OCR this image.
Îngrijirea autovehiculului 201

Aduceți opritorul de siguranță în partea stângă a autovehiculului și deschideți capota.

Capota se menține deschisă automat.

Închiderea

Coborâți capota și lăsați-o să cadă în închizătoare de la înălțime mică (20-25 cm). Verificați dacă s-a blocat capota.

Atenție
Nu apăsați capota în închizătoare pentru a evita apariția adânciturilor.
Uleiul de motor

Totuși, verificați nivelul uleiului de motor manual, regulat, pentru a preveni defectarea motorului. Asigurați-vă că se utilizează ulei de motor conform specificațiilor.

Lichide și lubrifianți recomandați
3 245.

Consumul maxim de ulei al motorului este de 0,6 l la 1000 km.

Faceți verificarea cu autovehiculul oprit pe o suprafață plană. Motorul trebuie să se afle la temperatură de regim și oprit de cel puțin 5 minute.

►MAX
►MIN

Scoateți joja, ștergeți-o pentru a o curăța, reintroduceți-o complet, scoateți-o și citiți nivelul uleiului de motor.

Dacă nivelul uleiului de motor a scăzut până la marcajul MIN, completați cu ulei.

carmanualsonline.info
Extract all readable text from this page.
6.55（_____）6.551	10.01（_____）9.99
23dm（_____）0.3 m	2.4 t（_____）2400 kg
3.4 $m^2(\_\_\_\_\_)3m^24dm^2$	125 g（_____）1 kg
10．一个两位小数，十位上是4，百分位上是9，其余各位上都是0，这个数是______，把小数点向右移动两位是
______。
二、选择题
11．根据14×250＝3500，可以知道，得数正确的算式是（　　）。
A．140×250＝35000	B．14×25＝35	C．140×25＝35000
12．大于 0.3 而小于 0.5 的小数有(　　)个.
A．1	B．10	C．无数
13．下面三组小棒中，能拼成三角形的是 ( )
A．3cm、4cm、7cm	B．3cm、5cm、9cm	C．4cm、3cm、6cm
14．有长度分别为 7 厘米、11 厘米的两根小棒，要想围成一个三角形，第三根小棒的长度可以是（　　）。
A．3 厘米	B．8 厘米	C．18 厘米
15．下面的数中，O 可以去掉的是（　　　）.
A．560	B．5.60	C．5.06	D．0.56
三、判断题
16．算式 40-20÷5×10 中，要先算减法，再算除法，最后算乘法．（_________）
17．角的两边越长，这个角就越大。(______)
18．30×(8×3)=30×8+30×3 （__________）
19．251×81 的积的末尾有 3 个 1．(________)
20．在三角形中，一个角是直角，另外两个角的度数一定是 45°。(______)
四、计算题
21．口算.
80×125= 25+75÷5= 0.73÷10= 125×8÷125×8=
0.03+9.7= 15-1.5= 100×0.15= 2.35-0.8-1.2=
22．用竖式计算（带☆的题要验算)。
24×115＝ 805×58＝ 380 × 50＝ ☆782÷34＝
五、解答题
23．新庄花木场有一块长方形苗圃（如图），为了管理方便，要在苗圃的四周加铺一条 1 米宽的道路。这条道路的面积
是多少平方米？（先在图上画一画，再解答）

### Exercise
Extract, unchanged, the closing run of lines that opens with the line containing "Extract all readable text from this page." and ends with the last line.

### Task answer
Extract all readable text from this page.
6.55（_____）6.551	10.01（_____）9.99
23dm（_____）0.3 m	2.4 t（_____）2400 kg
3.4 $m^2(\_\_\_\_\_)3m^24dm^2$	125 g（_____）1 kg
10．一个两位小数，十位上是4，百分位上是9，其余各位上都是0，这个数是______，把小数点向右移动两位是
______。
二、选择题
11．根据14×250＝3500，可以知道，得数正确的算式是（　　）。
A．140×250＝35000	B．14×25＝35	C．140×25＝35000
12．大于 0.3 而小于 0.5 的小数有(　　)个.
A．1	B．10	C．无数
13．下面三组小棒中，能拼成三角形的是 ( )
A．3cm、4cm、7cm	B．3cm、5cm、9cm	C．4cm、3cm、6cm
14．有长度分别为 7 厘米、11 厘米的两根小棒，要想围成一个三角形，第三根小棒的长度可以是（　　）。
A．3 厘米	B．8 厘米	C．18 厘米
15．下面的数中，O 可以去掉的是（　　　）.
A．560	B．5.60	C．5.06	D．0.56
三、判断题
16．算式 40-20÷5×10 中，要先算减法，再算除法，最后算乘法．（_________）
17．角的两边越长，这个角就越大。(______)
18．30×(8×3)=30×8+30×3 （__________）
19．251×81 的积的末尾有 3 个 1．(________)
20．在三角形中，一个角是直角，另外两个角的度数一定是 45°。(______)
四、计算题
21．口算.
80×125= 25+75÷5= 0.73÷10= 125×8÷125×8=
0.03+9.7= 15-1.5= 100×0.15= 2.35-0.8-1.2=
22．用竖式计算（带☆的题要验算)。
24×115＝ 805×58＝ 380 × 50＝ ☆782÷34＝
五、解答题
23．新庄花木场有一块长方形苗圃（如图），为了管理方便，要在苗圃的四周加铺一条 1 米宽的道路。这条道路的面积
是多少平方米？（先在图上画一画，再解答）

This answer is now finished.